**Goal**
Write the data out again exactly, with no pictures.

# START OF Given data

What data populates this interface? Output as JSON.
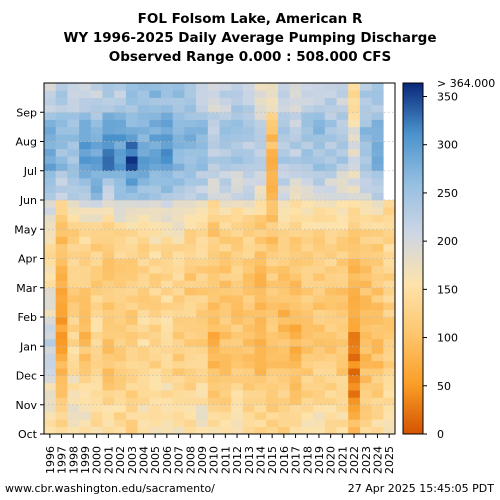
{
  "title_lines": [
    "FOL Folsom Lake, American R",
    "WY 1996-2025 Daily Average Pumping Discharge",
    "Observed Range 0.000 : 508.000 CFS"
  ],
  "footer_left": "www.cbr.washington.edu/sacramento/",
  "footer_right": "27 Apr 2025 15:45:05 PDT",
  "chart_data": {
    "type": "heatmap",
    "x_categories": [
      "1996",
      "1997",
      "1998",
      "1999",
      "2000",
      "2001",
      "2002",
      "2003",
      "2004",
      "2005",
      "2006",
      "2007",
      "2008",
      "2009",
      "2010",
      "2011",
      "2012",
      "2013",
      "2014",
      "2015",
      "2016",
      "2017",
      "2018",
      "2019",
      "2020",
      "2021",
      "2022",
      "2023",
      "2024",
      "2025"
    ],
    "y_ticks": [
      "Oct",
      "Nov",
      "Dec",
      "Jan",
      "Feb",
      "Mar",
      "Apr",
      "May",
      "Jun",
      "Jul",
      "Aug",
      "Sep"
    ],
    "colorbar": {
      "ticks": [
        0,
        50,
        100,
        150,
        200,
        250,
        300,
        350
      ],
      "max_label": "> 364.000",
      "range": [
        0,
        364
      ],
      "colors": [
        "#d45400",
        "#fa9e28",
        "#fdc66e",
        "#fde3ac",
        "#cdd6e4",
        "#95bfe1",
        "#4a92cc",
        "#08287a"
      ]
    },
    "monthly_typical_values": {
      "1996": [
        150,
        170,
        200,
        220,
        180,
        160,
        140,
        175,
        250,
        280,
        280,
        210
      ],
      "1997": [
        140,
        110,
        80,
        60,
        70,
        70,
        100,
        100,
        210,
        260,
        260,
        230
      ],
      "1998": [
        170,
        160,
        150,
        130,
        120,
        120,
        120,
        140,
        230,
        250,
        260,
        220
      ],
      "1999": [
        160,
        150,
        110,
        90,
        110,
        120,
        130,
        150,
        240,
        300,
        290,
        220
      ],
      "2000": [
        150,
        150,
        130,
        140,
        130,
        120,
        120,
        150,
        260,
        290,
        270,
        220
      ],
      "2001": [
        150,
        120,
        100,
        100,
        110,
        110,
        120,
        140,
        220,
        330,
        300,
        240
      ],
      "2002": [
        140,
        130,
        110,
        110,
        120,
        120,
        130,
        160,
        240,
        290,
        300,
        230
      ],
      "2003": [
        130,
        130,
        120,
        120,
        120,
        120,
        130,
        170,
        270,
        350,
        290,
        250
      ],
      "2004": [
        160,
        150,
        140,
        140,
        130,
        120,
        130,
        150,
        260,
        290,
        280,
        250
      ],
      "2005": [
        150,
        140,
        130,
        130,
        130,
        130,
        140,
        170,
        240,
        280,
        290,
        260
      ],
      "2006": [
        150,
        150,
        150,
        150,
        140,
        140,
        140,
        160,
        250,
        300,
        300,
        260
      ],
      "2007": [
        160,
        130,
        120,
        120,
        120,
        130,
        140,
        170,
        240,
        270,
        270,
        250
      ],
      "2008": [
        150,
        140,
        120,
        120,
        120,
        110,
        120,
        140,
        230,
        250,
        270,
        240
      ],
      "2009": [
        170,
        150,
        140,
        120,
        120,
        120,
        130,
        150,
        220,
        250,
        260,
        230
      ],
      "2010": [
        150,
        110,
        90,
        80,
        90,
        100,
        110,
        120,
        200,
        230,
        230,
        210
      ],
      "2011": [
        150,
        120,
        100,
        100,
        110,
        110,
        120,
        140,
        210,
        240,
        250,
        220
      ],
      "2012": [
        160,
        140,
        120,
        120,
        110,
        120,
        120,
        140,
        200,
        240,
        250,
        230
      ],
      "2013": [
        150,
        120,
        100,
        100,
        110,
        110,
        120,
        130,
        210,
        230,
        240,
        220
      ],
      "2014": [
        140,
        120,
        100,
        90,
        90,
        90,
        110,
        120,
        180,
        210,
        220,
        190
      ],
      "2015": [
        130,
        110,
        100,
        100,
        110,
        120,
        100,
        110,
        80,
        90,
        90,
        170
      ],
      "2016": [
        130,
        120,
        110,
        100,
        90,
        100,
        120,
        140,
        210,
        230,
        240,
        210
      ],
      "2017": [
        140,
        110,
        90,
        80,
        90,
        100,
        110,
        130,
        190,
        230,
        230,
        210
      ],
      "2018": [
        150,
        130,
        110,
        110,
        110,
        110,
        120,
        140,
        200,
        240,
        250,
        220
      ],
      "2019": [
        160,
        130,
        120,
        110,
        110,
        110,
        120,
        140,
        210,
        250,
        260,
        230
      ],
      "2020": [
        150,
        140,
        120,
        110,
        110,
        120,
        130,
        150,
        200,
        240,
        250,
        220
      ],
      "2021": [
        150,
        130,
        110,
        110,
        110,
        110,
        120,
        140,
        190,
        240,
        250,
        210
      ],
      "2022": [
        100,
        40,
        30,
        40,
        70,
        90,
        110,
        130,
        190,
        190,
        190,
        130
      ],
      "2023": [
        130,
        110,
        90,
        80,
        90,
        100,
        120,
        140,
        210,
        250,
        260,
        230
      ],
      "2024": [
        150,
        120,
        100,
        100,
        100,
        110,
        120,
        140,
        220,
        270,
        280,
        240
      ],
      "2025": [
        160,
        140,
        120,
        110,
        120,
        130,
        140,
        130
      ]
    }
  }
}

# END OF Given data

**Exercise answer**
What data populates this interface? Output as JSON.
{
  "title_lines": [
    "FOL Folsom Lake, American R",
    "WY 1996-2025 Daily Average Pumping Discharge",
    "Observed Range 0.000 : 508.000 CFS"
  ],
  "footer_left": "www.cbr.washington.edu/sacramento/",
  "footer_right": "27 Apr 2025 15:45:05 PDT",
  "chart_data": {
    "type": "heatmap",
    "x_categories": [
      "1996",
      "1997",
      "1998",
      "1999",
      "2000",
      "2001",
      "2002",
      "2003",
      "2004",
      "2005",
      "2006",
      "2007",
      "2008",
      "2009",
      "2010",
      "2011",
      "2012",
      "2013",
      "2014",
      "2015",
      "2016",
      "2017",
      "2018",
      "2019",
      "2020",
      "2021",
      "2022",
      "2023",
      "2024",
      "2025"
    ],
    "y_ticks": [
      "Oct",
      "Nov",
      "Dec",
      "Jan",
      "Feb",
      "Mar",
      "Apr",
      "May",
      "Jun",
      "Jul",
      "Aug",
      "Sep"
    ],
    "colorbar": {
      "ticks": [
        0,
        50,
        100,
        150,
        200,
        250,
        300,
        350
      ],
      "max_label": "> 364.000",
      "range": [
        0,
        364
      ],
      "colors": [
        "#d45400",
        "#fa9e28",
        "#fdc66e",
        "#fde3ac",
        "#cdd6e4",
        "#95bfe1",
        "#4a92cc",
        "#08287a"
      ]
    },
    "monthly_typical_values": {
      "1996": [
        150,
        170,
        200,
        220,
        180,
        160,
        140,
        175,
        250,
        280,
        280,
        210
      ],
      "1997": [
        140,
        110,
        80,
        60,
        70,
        70,
        100,
        100,
        210,
        260,
        260,
        230
      ],
      "1998": [
        170,
        160,
        150,
        130,
        120,
        120,
        120,
        140,
        230,
        250,
        260,
        220
      ],
      "1999": [
        160,
        150,
        110,
        90,
        110,
        120,
        130,
        150,
        240,
        300,
        290,
        220
      ],
      "2000": [
        150,
        150,
        130,
        140,
        130,
        120,
        120,
        150,
        260,
        290,
        270,
        220
      ],
      "2001": [
        150,
        120,
        100,
        100,
        110,
        110,
        120,
        140,
        220,
        330,
        300,
        240
      ],
      "2002": [
        140,
        130,
        110,
        110,
        120,
        120,
        130,
        160,
        240,
        290,
        300,
        230
      ],
      "2003": [
        130,
        130,
        120,
        120,
        120,
        120,
        130,
        170,
        270,
        350,
        290,
        250
      ],
      "2004": [
        160,
        150,
        140,
        140,
        130,
        120,
        130,
        150,
        260,
        290,
        280,
        250
      ],
      "2005": [
        150,
        140,
        130,
        130,
        130,
        130,
        140,
        170,
        240,
        280,
        290,
        260
      ],
      "2006": [
        150,
        150,
        150,
        150,
        140,
        140,
        140,
        160,
        250,
        300,
        300,
        260
      ],
      "2007": [
        160,
        130,
        120,
        120,
        120,
        130,
        140,
        170,
        240,
        270,
        270,
        250
      ],
      "2008": [
        150,
        140,
        120,
        120,
        120,
        110,
        120,
        140,
        230,
        250,
        270,
        240
      ],
      "2009": [
        170,
        150,
        140,
        120,
        120,
        120,
        130,
        150,
        220,
        250,
        260,
        230
      ],
      "2010": [
        150,
        110,
        90,
        80,
        90,
        100,
        110,
        120,
        200,
        230,
        230,
        210
      ],
      "2011": [
        150,
        120,
        100,
        100,
        110,
        110,
        120,
        140,
        210,
        240,
        250,
        220
      ],
      "2012": [
        160,
        140,
        120,
        120,
        110,
        120,
        120,
        140,
        200,
        240,
        250,
        230
      ],
      "2013": [
        150,
        120,
        100,
        100,
        110,
        110,
        120,
        130,
        210,
        230,
        240,
        220
      ],
      "2014": [
        140,
        120,
        100,
        90,
        90,
        90,
        110,
        120,
        180,
        210,
        220,
        190
      ],
      "2015": [
        130,
        110,
        100,
        100,
        110,
        120,
        100,
        110,
        80,
        90,
        90,
        170
      ],
      "2016": [
        130,
        120,
        110,
        100,
        90,
        100,
        120,
        140,
        210,
        230,
        240,
        210
      ],
      "2017": [
        140,
        110,
        90,
        80,
        90,
        100,
        110,
        130,
        190,
        230,
        230,
        210
      ],
      "2018": [
        150,
        130,
        110,
        110,
        110,
        110,
        120,
        140,
        200,
        240,
        250,
        220
      ],
      "2019": [
        160,
        130,
        120,
        110,
        110,
        110,
        120,
        140,
        210,
        250,
        260,
        230
      ],
      "2020": [
        150,
        140,
        120,
        110,
        110,
        120,
        130,
        150,
        200,
        240,
        250,
        220
      ],
      "2021": [
        150,
        130,
        110,
        110,
        110,
        110,
        120,
        140,
        190,
        240,
        250,
        210
      ],
      "2022": [
        100,
        40,
        30,
        40,
        70,
        90,
        110,
        130,
        190,
        190,
        190,
        130
      ],
      "2023": [
        130,
        110,
        90,
        80,
        90,
        100,
        120,
        140,
        210,
        250,
        260,
        230
      ],
      "2024": [
        150,
        120,
        100,
        100,
        100,
        110,
        120,
        140,
        220,
        270,
        280,
        240
      ],
      "2025": [
        160,
        140,
        120,
        110,
        120,
        130,
        140,
        130
      ]
    }
  }
}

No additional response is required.